- Instructions to follow
Transcribe the entries that follow exactly as they appear, minus pictures.
────────
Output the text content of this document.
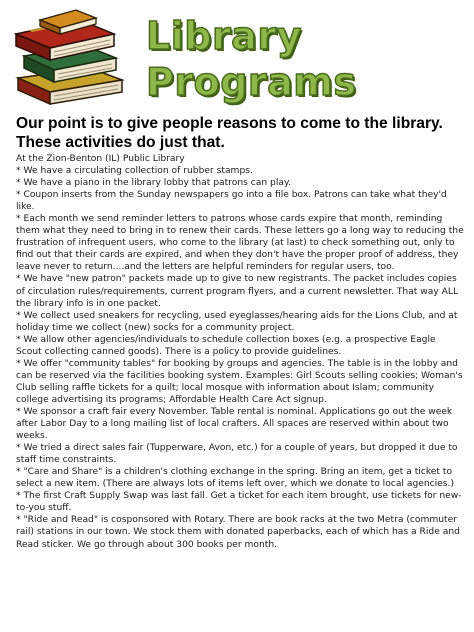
Library
Programs
Our point is to give people reasons to come to the library.
These activities do just that.
At the Zion-Benton (IL) Public Library
* We have a circulating collection of rubber stamps.
* We have a piano in the library lobby that patrons can play.
* Coupon inserts from the Sunday newspapers go into a file box. Patrons can take what they'd like.
* Each month we send reminder letters to patrons whose cards expire that month, reminding them what they need to bring in to renew their cards. These letters go a long way to reducing the frustration of infrequent users, who come to the library (at last) to check something out, only to find out that their cards are expired, and when they don't have the proper proof of address, they leave never to return....and the letters are helpful reminders for regular users, too.
* We have "new patron" packets made up to give to new registrants. The packet includes copies of circulation rules/requirements, current program flyers, and a current newsletter. That way ALL the library info is in one packet.
* We collect used sneakers for recycling, used eyeglasses/hearing aids for the Lions Club, and at holiday time we collect (new) socks for a community project.
* We allow other agencies/individuals to schedule collection boxes (e.g. a prospective Eagle Scout collecting canned goods). There is a policy to provide guidelines.
* We offer "community tables" for booking by groups and agencies. The table is in the lobby and can be reserved via the facilities booking system. Examples: Girl Scouts selling cookies; Woman's Club selling raffle tickets for a quilt; local mosque with information about Islam; community college advertising its programs; Affordable Health Care Act signup.
* We sponsor a craft fair every November. Table rental is nominal. Applications go out the week after Labor Day to a long mailing list of local crafters. All spaces are reserved within about two weeks.
* We tried a direct sales fair (Tupperware, Avon, etc.) for a couple of years, but dropped it due to staff time constraints.
* "Care and Share" is a children's clothing exchange in the spring. Bring an item, get a ticket to select a new item. (There are always lots of items left over, which we donate to local agencies.)
* The first Craft Supply Swap was last fall. Get a ticket for each item brought, use tickets for new-to-you stuff.
* "Ride and Read" is cosponsored with Rotary. There are book racks at the two Metra (commuter rail) stations in our town. We stock them with donated paperbacks, each of which has a Ride and Read sticker. We go through about 300 books per month.
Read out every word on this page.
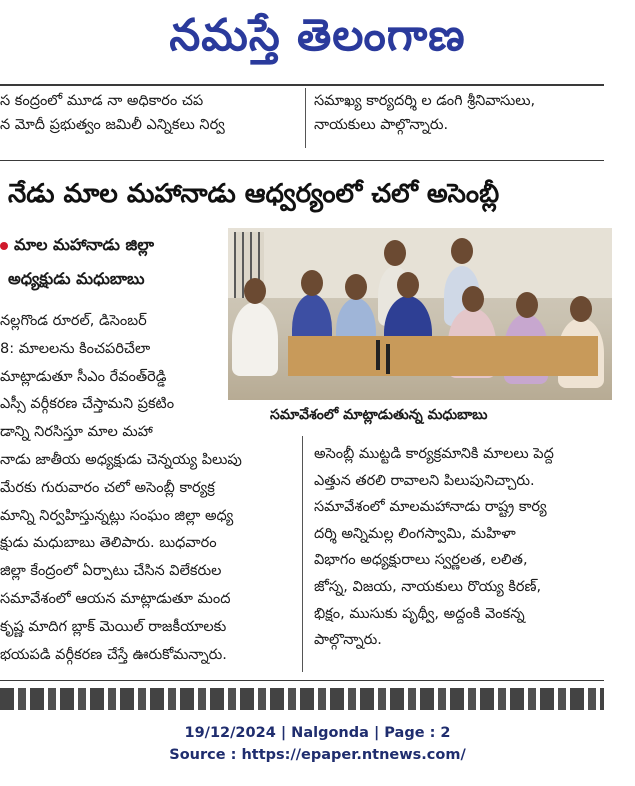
నమస్తే తెలంగాణ
స కంద్రంలో మూడ నా అధికారం చప
న మోదీ ప్రభుత్వం జమిలీ ఎన్నికలు నిర్వ
సమాఖ్య కార్యదర్శి ల డంగి శ్రీనివాసులు,
నాయకులు పాల్గొన్నారు.
నేడు మాల మహానాడు ఆధ్వర్యంలో చలో అసెంబ్లీ
మాల మహానాడు జిల్లా
అధ్యక్షుడు మధుబాబు
సమావేశంలో మాట్లాడుతున్న మధుబాబు
నల్లగొండ రూరల్, డిసెంబర్
8: మాలలను కించపరిచేలా
మాట్లాడుతూ సీఎం రేవంత్‌రెడ్డి
ఎస్సీ వర్గీకరణ చేస్తామని ప్రకటిం
డాన్ని నిరసిస్తూ మాల మహా
నాడు జాతీయ అధ్యక్షుడు చెన్నయ్య పిలుపు
మేరకు గురువారం చలో అసెంబ్లీ కార్యక్ర
మాన్ని నిర్వహిస్తున్నట్లు సంఘం జిల్లా అధ్య
క్షుడు మధుబాబు తెలిపారు. బుధవారం
జిల్లా కేంద్రంలో ఏర్పాటు చేసిన విలేకరుల
సమావేశంలో ఆయన మాట్లాడుతూ మంద
కృష్ణ మాదిగ బ్లాక్ మెయిల్ రాజకీయాలకు
భయపడి వర్గీకరణ చేస్తే ఊరుకోమన్నారు.
అసెంబ్లీ ముట్టడి కార్యక్రమానికి మాలలు పెద్ద
ఎత్తున తరలి రావాలని పిలుపునిచ్చారు.
సమావేశంలో మాలమహానాడు రాష్ట్ర కార్య
దర్శి అన్నిమల్ల లింగస్వామి, మహిళా
విభాగం అధ్యక్షురాలు స్వర్ణలత, లలిత,
జోస్న, విజయ, నాయకులు రొయ్య కిరణ్,
భిక్షం, ముసుకు పృథ్వీ, అద్దంకి వెంకన్న
పాల్గొన్నారు.
19/12/2024 | Nalgonda | Page : 2
Source : https://epaper.ntnews.com/
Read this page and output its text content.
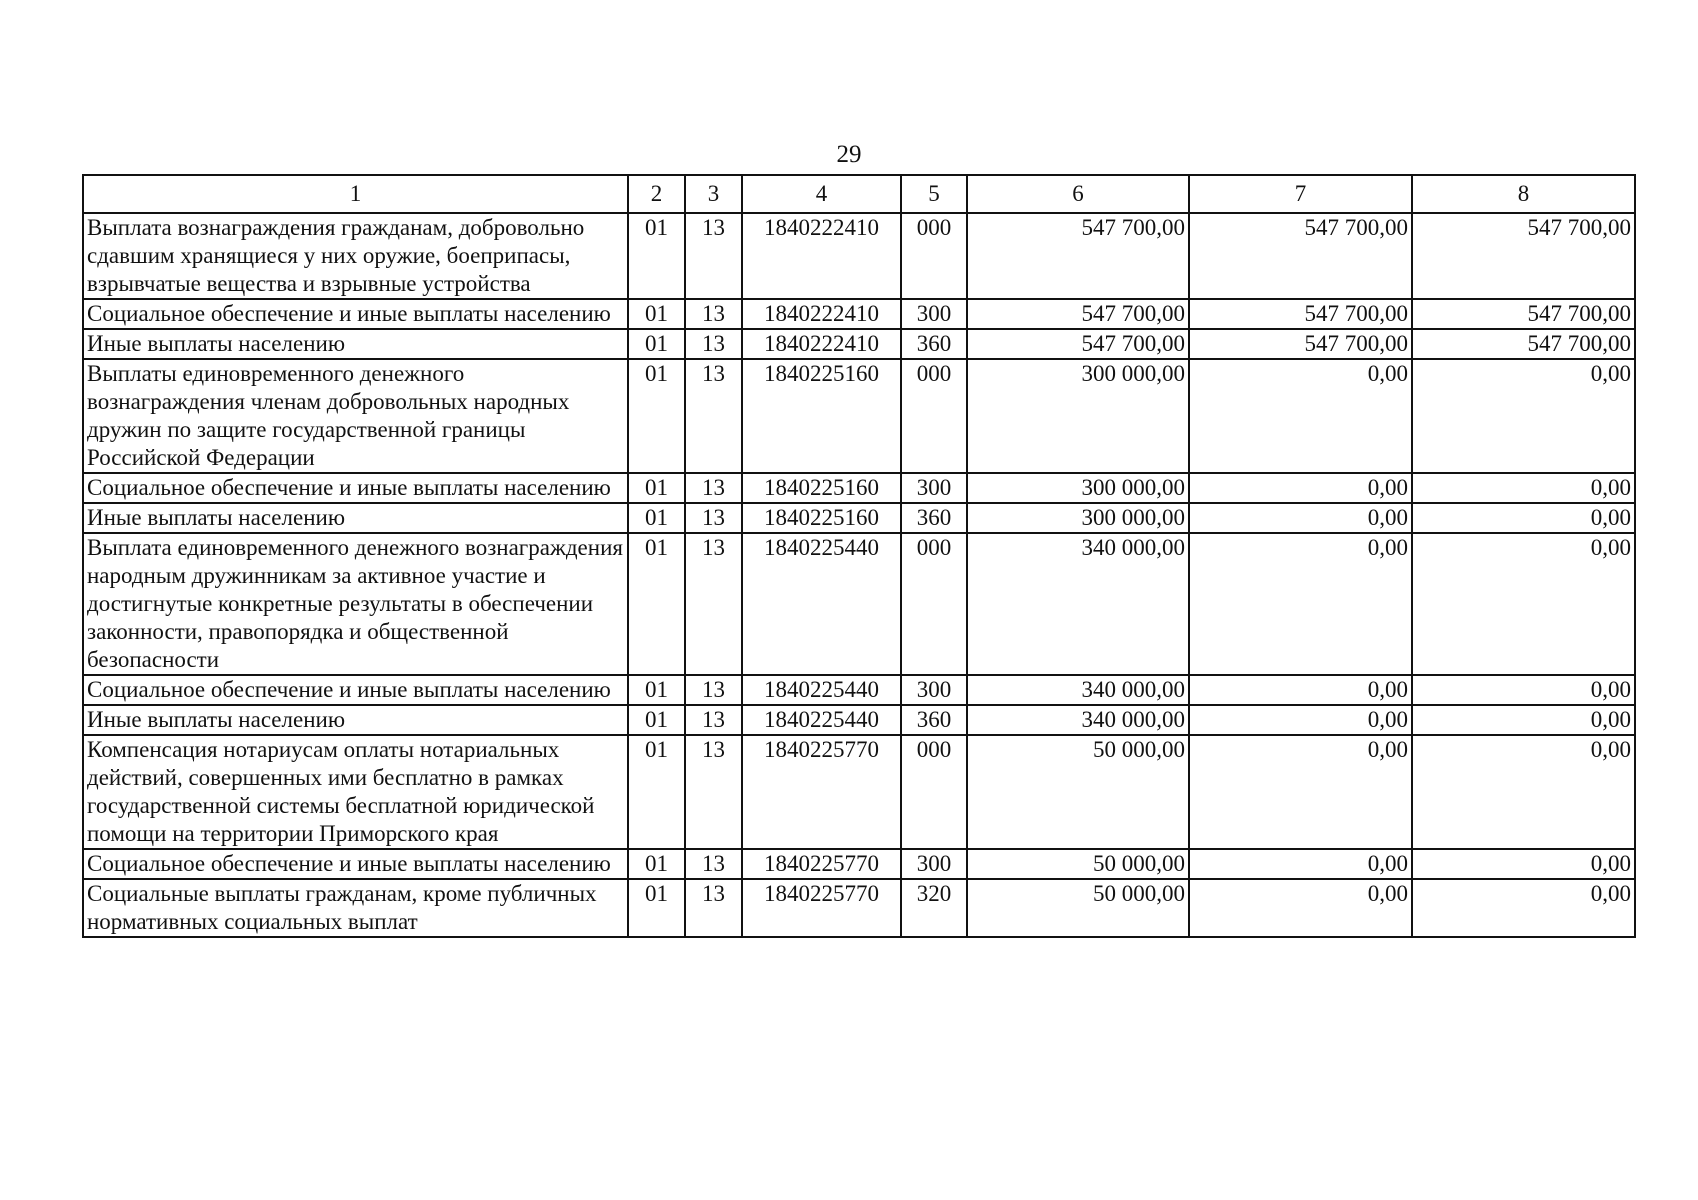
29
1	2	3	4	5	6	7	8
Выплата вознаграждения гражданам, добровольно сдавшим хранящиеся у них оружие, боеприпасы, взрывчатые вещества и взрывные устройства	01	13	1840222410	000	547 700,00	547 700,00	547 700,00
Социальное обеспечение и иные выплаты населению	01	13	1840222410	300	547 700,00	547 700,00	547 700,00
Иные выплаты населению	01	13	1840222410	360	547 700,00	547 700,00	547 700,00
Выплаты единовременного денежного вознаграждения членам добровольных народных дружин по защите государственной границы Российской Федерации	01	13	1840225160	000	300 000,00	0,00	0,00
Социальное обеспечение и иные выплаты населению	01	13	1840225160	300	300 000,00	0,00	0,00
Иные выплаты населению	01	13	1840225160	360	300 000,00	0,00	0,00
Выплата единовременного денежного вознаграждения народным дружинникам за активное участие и достигнутые конкретные результаты в обеспечении законности, правопорядка и общественной безопасности	01	13	1840225440	000	340 000,00	0,00	0,00
Социальное обеспечение и иные выплаты населению	01	13	1840225440	300	340 000,00	0,00	0,00
Иные выплаты населению	01	13	1840225440	360	340 000,00	0,00	0,00
Компенсация нотариусам оплаты нотариальных действий, совершенных ими бесплатно в рамках государственной системы бесплатной юридической помощи на территории Приморского края	01	13	1840225770	000	50 000,00	0,00	0,00
Социальное обеспечение и иные выплаты населению	01	13	1840225770	300	50 000,00	0,00	0,00
Социальные выплаты гражданам, кроме публичных нормативных социальных выплат	01	13	1840225770	320	50 000,00	0,00	0,00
────────
- Result for this exercise
Output the text content of this document.
Library
Programs
Our point is to give people reasons to come to the library.
These activities do just that.
At the Zion-Benton (IL) Public Library
* We have a circulating collection of rubber stamps.
* We have a piano in the library lobby that patrons can play.
* Coupon inserts from the Sunday newspapers go into a file box. Patrons can take what they'd like.
* Each month we send reminder letters to patrons whose cards expire that month, reminding them what they need to bring in to renew their cards. These letters go a long way to reducing the frustration of infrequent users, who come to the library (at last) to check something out, only to find out that their cards are expired, and when they don't have the proper proof of address, they leave never to return....and the letters are helpful reminders for regular users, too.
* We have "new patron" packets made up to give to new registrants. The packet includes copies of circulation rules/requirements, current program flyers, and a current newsletter. That way ALL the library info is in one packet.
* We collect used sneakers for recycling, used eyeglasses/hearing aids for the Lions Club, and at holiday time we collect (new) socks for a community project.
* We allow other agencies/individuals to schedule collection boxes (e.g. a prospective Eagle Scout collecting canned goods). There is a policy to provide guidelines.
* We offer "community tables" for booking by groups and agencies. The table is in the lobby and can be reserved via the facilities booking system. Examples: Girl Scouts selling cookies; Woman's Club selling raffle tickets for a quilt; local mosque with information about Islam; community college advertising its programs; Affordable Health Care Act signup.
* We sponsor a craft fair every November. Table rental is nominal. Applications go out the week after Labor Day to a long mailing list of local crafters. All spaces are reserved within about two weeks.
* We tried a direct sales fair (Tupperware, Avon, etc.) for a couple of years, but dropped it due to staff time constraints.
* "Care and Share" is a children's clothing exchange in the spring. Bring an item, get a ticket to select a new item. (There are always lots of items left over, which we donate to local agencies.)
* The first Craft Supply Swap was last fall. Get a ticket for each item brought, use tickets for new-to-you stuff.
* "Ride and Read" is cosponsored with Rotary. There are book racks at the two Metra (commuter rail) stations in our town. We stock them with donated paperbacks, each of which has a Ride and Read sticker. We go through about 300 books per month.
Read out every word on this page.
నమస్తే తెలంగాణ
స కంద్రంలో మూడ నా అధికారం చప
న మోదీ ప్రభుత్వం జమిలీ ఎన్నికలు నిర్వ
సమాఖ్య కార్యదర్శి ల డంగి శ్రీనివాసులు,
నాయకులు పాల్గొన్నారు.
నేడు మాల మహానాడు ఆధ్వర్యంలో చలో అసెంబ్లీ
మాల మహానాడు జిల్లా
అధ్యక్షుడు మధుబాబు
సమావేశంలో మాట్లాడుతున్న మధుబాబు
నల్లగొండ రూరల్, డిసెంబర్
8: మాలలను కించపరిచేలా
మాట్లాడుతూ సీఎం రేవంత్‌రెడ్డి
ఎస్సీ వర్గీకరణ చేస్తామని ప్రకటిం
డాన్ని నిరసిస్తూ మాల మహా
నాడు జాతీయ అధ్యక్షుడు చెన్నయ్య పిలుపు
మేరకు గురువారం చలో అసెంబ్లీ కార్యక్ర
మాన్ని నిర్వహిస్తున్నట్లు సంఘం జిల్లా అధ్య
క్షుడు మధుబాబు తెలిపారు. బుధవారం
జిల్లా కేంద్రంలో ఏర్పాటు చేసిన విలేకరుల
సమావేశంలో ఆయన మాట్లాడుతూ మంద
కృష్ణ మాదిగ బ్లాక్ మెయిల్ రాజకీయాలకు
భయపడి వర్గీకరణ చేస్తే ఊరుకోమన్నారు.
అసెంబ్లీ ముట్టడి కార్యక్రమానికి మాలలు పెద్ద
ఎత్తున తరలి రావాలని పిలుపునిచ్చారు.
సమావేశంలో మాలమహానాడు రాష్ట్ర కార్య
దర్శి అన్నిమల్ల లింగస్వామి, మహిళా
విభాగం అధ్యక్షురాలు స్వర్ణలత, లలిత,
జోస్న, విజయ, నాయకులు రొయ్య కిరణ్,
భిక్షం, ముసుకు పృథ్వీ, అద్దంకి వెంకన్న
పాల్గొన్నారు.
19/12/2024 | Nalgonda | Page : 2
Source : https://epaper.ntnews.com/
Read this page and output its text content.
29
1	2	3	4	5	6	7	8
Выплата вознаграждения гражданам, добровольно сдавшим хранящиеся у них оружие, боеприпасы, взрывчатые вещества и взрывные устройства	01	13	1840222410	000	547 700,00	547 700,00	547 700,00
Социальное обеспечение и иные выплаты населению	01	13	1840222410	300	547 700,00	547 700,00	547 700,00
Иные выплаты населению	01	13	1840222410	360	547 700,00	547 700,00	547 700,00
Выплаты единовременного денежного вознаграждения членам добровольных народных дружин по защите государственной границы Российской Федерации	01	13	1840225160	000	300 000,00	0,00	0,00
Социальное обеспечение и иные выплаты населению	01	13	1840225160	300	300 000,00	0,00	0,00
Иные выплаты населению	01	13	1840225160	360	300 000,00	0,00	0,00
Выплата единовременного денежного вознаграждения народным дружинникам за активное участие и достигнутые конкретные результаты в обеспечении законности, правопорядка и общественной безопасности	01	13	1840225440	000	340 000,00	0,00	0,00
Социальное обеспечение и иные выплаты населению	01	13	1840225440	300	340 000,00	0,00	0,00
Иные выплаты населению	01	13	1840225440	360	340 000,00	0,00	0,00
Компенсация нотариусам оплаты нотариальных действий, совершенных ими бесплатно в рамках государственной системы бесплатной юридической помощи на территории Приморского края	01	13	1840225770	000	50 000,00	0,00	0,00
Социальное обеспечение и иные выплаты населению	01	13	1840225770	300	50 000,00	0,00	0,00
Социальные выплаты гражданам, кроме публичных нормативных социальных выплат	01	13	1840225770	320	50 000,00	0,00	0,00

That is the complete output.